◆ **Do this**
Reproduce every entry below precisely. Pictures are excluded from the copy.
===== Data extract
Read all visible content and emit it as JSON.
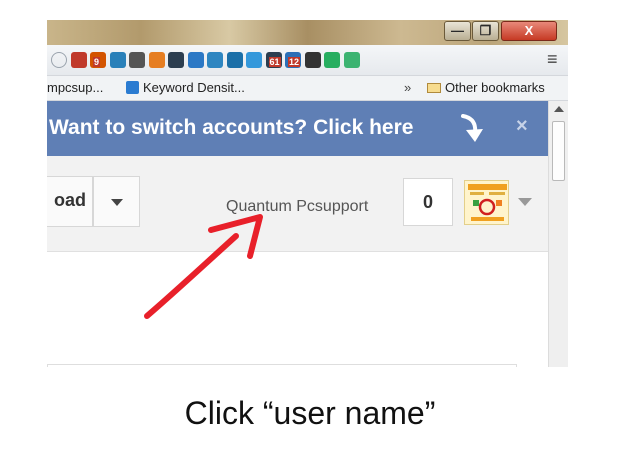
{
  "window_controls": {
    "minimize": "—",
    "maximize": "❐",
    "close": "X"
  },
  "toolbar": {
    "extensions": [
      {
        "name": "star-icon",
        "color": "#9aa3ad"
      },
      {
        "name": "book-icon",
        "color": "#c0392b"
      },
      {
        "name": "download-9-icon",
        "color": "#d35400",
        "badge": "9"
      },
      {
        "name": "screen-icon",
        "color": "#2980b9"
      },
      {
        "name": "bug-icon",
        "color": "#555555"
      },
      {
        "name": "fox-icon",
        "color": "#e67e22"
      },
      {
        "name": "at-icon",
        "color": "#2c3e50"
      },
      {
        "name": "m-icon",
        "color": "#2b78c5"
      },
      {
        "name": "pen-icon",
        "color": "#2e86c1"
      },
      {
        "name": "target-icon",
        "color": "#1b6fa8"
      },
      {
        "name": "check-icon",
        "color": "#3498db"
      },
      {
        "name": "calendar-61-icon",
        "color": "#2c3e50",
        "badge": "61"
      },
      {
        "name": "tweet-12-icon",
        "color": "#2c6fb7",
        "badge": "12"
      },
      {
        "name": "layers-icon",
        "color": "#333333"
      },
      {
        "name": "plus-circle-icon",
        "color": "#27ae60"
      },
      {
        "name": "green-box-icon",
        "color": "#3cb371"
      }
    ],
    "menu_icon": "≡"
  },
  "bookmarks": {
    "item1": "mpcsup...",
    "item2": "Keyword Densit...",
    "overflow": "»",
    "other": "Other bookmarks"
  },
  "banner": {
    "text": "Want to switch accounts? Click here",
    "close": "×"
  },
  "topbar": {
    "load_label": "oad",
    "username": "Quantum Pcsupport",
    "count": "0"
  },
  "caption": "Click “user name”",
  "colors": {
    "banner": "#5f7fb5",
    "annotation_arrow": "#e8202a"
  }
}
==========
◆ **Output for this task**
Read all visible content and emit it as JSON.
{
  "window_controls": {
    "minimize": "—",
    "maximize": "❐",
    "close": "X"
  },
  "toolbar": {
    "extensions": [
      {
        "name": "star-icon",
        "color": "#9aa3ad"
      },
      {
        "name": "book-icon",
        "color": "#c0392b"
      },
      {
        "name": "download-9-icon",
        "color": "#d35400",
        "badge": "9"
      },
      {
        "name": "screen-icon",
        "color": "#2980b9"
      },
      {
        "name": "bug-icon",
        "color": "#555555"
      },
      {
        "name": "fox-icon",
        "color": "#e67e22"
      },
      {
        "name": "at-icon",
        "color": "#2c3e50"
      },
      {
        "name": "m-icon",
        "color": "#2b78c5"
      },
      {
        "name": "pen-icon",
        "color": "#2e86c1"
      },
      {
        "name": "target-icon",
        "color": "#1b6fa8"
      },
      {
        "name": "check-icon",
        "color": "#3498db"
      },
      {
        "name": "calendar-61-icon",
        "color": "#2c3e50",
        "badge": "61"
      },
      {
        "name": "tweet-12-icon",
        "color": "#2c6fb7",
        "badge": "12"
      },
      {
        "name": "layers-icon",
        "color": "#333333"
      },
      {
        "name": "plus-circle-icon",
        "color": "#27ae60"
      },
      {
        "name": "green-box-icon",
        "color": "#3cb371"
      }
    ],
    "menu_icon": "≡"
  },
  "bookmarks": {
    "item1": "mpcsup...",
    "item2": "Keyword Densit...",
    "overflow": "»",
    "other": "Other bookmarks"
  },
  "banner": {
    "text": "Want to switch accounts? Click here",
    "close": "×"
  },
  "topbar": {
    "load_label": "oad",
    "username": "Quantum Pcsupport",
    "count": "0"
  },
  "caption": "Click “user name”",
  "colors": {
    "banner": "#5f7fb5",
    "annotation_arrow": "#e8202a"
  }
}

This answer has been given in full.